◆ Task details ◆
What follows is a listing; restate every line of it word for word.

◆ Data section ◆
**********

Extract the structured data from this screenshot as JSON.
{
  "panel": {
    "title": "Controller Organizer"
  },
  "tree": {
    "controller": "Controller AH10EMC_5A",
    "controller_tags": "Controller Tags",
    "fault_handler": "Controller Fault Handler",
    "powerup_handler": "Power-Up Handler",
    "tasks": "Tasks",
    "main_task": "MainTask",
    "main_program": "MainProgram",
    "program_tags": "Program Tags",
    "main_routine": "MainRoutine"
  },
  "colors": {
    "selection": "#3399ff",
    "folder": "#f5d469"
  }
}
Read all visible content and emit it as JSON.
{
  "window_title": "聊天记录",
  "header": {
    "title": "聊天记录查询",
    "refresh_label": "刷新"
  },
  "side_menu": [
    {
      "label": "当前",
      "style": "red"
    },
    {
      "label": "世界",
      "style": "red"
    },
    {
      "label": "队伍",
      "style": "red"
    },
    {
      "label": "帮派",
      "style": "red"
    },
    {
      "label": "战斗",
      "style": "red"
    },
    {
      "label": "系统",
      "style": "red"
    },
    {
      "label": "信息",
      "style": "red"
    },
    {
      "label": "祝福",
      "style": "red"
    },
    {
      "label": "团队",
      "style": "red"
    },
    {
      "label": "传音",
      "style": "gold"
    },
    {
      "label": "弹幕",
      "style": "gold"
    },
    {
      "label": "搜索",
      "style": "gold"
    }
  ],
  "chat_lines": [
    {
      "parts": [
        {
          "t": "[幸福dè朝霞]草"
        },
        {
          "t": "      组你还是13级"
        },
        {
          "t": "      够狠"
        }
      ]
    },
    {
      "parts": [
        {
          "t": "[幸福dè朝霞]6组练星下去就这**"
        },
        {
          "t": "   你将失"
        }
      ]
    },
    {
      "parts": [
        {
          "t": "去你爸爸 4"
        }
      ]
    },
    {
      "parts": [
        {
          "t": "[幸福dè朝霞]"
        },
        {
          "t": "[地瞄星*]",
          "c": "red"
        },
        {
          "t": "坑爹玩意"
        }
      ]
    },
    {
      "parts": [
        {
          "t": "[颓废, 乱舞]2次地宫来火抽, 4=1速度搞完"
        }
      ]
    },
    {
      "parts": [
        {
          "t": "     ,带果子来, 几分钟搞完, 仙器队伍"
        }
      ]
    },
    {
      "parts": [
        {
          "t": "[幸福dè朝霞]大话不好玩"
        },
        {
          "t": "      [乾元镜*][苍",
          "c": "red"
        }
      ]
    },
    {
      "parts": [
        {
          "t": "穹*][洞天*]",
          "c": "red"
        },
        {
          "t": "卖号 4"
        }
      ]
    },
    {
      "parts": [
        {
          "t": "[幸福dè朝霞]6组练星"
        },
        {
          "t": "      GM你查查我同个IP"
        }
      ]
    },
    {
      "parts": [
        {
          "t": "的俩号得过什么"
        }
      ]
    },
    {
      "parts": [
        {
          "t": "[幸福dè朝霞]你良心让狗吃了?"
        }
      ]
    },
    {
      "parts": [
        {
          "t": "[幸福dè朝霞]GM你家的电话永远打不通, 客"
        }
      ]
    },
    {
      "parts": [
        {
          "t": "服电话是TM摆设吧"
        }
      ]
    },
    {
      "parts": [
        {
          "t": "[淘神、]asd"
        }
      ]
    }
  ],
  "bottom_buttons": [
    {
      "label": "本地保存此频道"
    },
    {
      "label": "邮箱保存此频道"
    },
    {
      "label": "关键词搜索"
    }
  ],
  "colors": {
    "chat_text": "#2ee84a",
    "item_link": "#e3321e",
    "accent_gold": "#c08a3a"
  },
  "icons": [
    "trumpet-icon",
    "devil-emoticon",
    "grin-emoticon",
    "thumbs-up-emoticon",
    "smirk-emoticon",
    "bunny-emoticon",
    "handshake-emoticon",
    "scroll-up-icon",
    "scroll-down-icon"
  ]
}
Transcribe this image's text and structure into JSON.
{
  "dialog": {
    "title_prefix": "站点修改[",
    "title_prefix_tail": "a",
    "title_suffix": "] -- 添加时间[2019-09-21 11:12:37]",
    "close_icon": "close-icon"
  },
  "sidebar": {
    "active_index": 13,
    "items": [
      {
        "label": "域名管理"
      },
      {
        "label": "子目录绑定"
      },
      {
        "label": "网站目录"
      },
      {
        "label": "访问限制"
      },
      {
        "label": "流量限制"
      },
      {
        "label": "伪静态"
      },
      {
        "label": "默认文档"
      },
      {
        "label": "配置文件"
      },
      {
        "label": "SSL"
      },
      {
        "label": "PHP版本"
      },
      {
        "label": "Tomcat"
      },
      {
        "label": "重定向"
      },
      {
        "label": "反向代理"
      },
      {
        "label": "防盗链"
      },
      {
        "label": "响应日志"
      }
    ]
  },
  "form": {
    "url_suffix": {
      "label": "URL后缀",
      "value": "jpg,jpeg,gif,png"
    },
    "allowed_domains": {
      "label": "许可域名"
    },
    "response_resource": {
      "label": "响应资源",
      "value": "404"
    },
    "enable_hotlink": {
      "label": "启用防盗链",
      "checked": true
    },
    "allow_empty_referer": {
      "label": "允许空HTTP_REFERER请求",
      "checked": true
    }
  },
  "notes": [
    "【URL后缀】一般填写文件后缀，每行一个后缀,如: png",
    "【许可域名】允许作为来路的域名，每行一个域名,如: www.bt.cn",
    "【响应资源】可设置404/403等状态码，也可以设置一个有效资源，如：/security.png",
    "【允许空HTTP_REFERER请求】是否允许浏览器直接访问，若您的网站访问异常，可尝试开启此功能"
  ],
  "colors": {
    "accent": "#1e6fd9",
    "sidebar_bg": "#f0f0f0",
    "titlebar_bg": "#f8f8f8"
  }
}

**********

◆ Full solution ◆
Extract the structured data from this screenshot as JSON.
{
  "panel": {
    "title": "Controller Organizer"
  },
  "tree": {
    "controller": "Controller AH10EMC_5A",
    "controller_tags": "Controller Tags",
    "fault_handler": "Controller Fault Handler",
    "powerup_handler": "Power-Up Handler",
    "tasks": "Tasks",
    "main_task": "MainTask",
    "main_program": "MainProgram",
    "program_tags": "Program Tags",
    "main_routine": "MainRoutine"
  },
  "colors": {
    "selection": "#3399ff",
    "folder": "#f5d469"
  }
}
Read all visible content and emit it as JSON.
{
  "window_title": "聊天记录",
  "header": {
    "title": "聊天记录查询",
    "refresh_label": "刷新"
  },
  "side_menu": [
    {
      "label": "当前",
      "style": "red"
    },
    {
      "label": "世界",
      "style": "red"
    },
    {
      "label": "队伍",
      "style": "red"
    },
    {
      "label": "帮派",
      "style": "red"
    },
    {
      "label": "战斗",
      "style": "red"
    },
    {
      "label": "系统",
      "style": "red"
    },
    {
      "label": "信息",
      "style": "red"
    },
    {
      "label": "祝福",
      "style": "red"
    },
    {
      "label": "团队",
      "style": "red"
    },
    {
      "label": "传音",
      "style": "gold"
    },
    {
      "label": "弹幕",
      "style": "gold"
    },
    {
      "label": "搜索",
      "style": "gold"
    }
  ],
  "chat_lines": [
    {
      "parts": [
        {
          "t": "[幸福dè朝霞]草"
        },
        {
          "t": "      组你还是13级"
        },
        {
          "t": "      够狠"
        }
      ]
    },
    {
      "parts": [
        {
          "t": "[幸福dè朝霞]6组练星下去就这**"
        },
        {
          "t": "   你将失"
        }
      ]
    },
    {
      "parts": [
        {
          "t": "去你爸爸 4"
        }
      ]
    },
    {
      "parts": [
        {
          "t": "[幸福dè朝霞]"
        },
        {
          "t": "[地瞄星*]",
          "c": "red"
        },
        {
          "t": "坑爹玩意"
        }
      ]
    },
    {
      "parts": [
        {
          "t": "[颓废, 乱舞]2次地宫来火抽, 4=1速度搞完"
        }
      ]
    },
    {
      "parts": [
        {
          "t": "     ,带果子来, 几分钟搞完, 仙器队伍"
        }
      ]
    },
    {
      "parts": [
        {
          "t": "[幸福dè朝霞]大话不好玩"
        },
        {
          "t": "      [乾元镜*][苍",
          "c": "red"
        }
      ]
    },
    {
      "parts": [
        {
          "t": "穹*][洞天*]",
          "c": "red"
        },
        {
          "t": "卖号 4"
        }
      ]
    },
    {
      "parts": [
        {
          "t": "[幸福dè朝霞]6组练星"
        },
        {
          "t": "      GM你查查我同个IP"
        }
      ]
    },
    {
      "parts": [
        {
          "t": "的俩号得过什么"
        }
      ]
    },
    {
      "parts": [
        {
          "t": "[幸福dè朝霞]你良心让狗吃了?"
        }
      ]
    },
    {
      "parts": [
        {
          "t": "[幸福dè朝霞]GM你家的电话永远打不通, 客"
        }
      ]
    },
    {
      "parts": [
        {
          "t": "服电话是TM摆设吧"
        }
      ]
    },
    {
      "parts": [
        {
          "t": "[淘神、]asd"
        }
      ]
    }
  ],
  "bottom_buttons": [
    {
      "label": "本地保存此频道"
    },
    {
      "label": "邮箱保存此频道"
    },
    {
      "label": "关键词搜索"
    }
  ],
  "colors": {
    "chat_text": "#2ee84a",
    "item_link": "#e3321e",
    "accent_gold": "#c08a3a"
  },
  "icons": [
    "trumpet-icon",
    "devil-emoticon",
    "grin-emoticon",
    "thumbs-up-emoticon",
    "smirk-emoticon",
    "bunny-emoticon",
    "handshake-emoticon",
    "scroll-up-icon",
    "scroll-down-icon"
  ]
}
Transcribe this image's text and structure into JSON.
{
  "dialog": {
    "title_prefix": "站点修改[",
    "title_prefix_tail": "a",
    "title_suffix": "] -- 添加时间[2019-09-21 11:12:37]",
    "close_icon": "close-icon"
  },
  "sidebar": {
    "active_index": 13,
    "items": [
      {
        "label": "域名管理"
      },
      {
        "label": "子目录绑定"
      },
      {
        "label": "网站目录"
      },
      {
        "label": "访问限制"
      },
      {
        "label": "流量限制"
      },
      {
        "label": "伪静态"
      },
      {
        "label": "默认文档"
      },
      {
        "label": "配置文件"
      },
      {
        "label": "SSL"
      },
      {
        "label": "PHP版本"
      },
      {
        "label": "Tomcat"
      },
      {
        "label": "重定向"
      },
      {
        "label": "反向代理"
      },
      {
        "label": "防盗链"
      },
      {
        "label": "响应日志"
      }
    ]
  },
  "form": {
    "url_suffix": {
      "label": "URL后缀",
      "value": "jpg,jpeg,gif,png"
    },
    "allowed_domains": {
      "label": "许可域名"
    },
    "response_resource": {
      "label": "响应资源",
      "value": "404"
    },
    "enable_hotlink": {
      "label": "启用防盗链",
      "checked": true
    },
    "allow_empty_referer": {
      "label": "允许空HTTP_REFERER请求",
      "checked": true
    }
  },
  "notes": [
    "【URL后缀】一般填写文件后缀，每行一个后缀,如: png",
    "【许可域名】允许作为来路的域名，每行一个域名,如: www.bt.cn",
    "【响应资源】可设置404/403等状态码，也可以设置一个有效资源，如：/security.png",
    "【允许空HTTP_REFERER请求】是否允许浏览器直接访问，若您的网站访问异常，可尝试开启此功能"
  ],
  "colors": {
    "accent": "#1e6fd9",
    "sidebar_bg": "#f0f0f0",
    "titlebar_bg": "#f8f8f8"
  }
}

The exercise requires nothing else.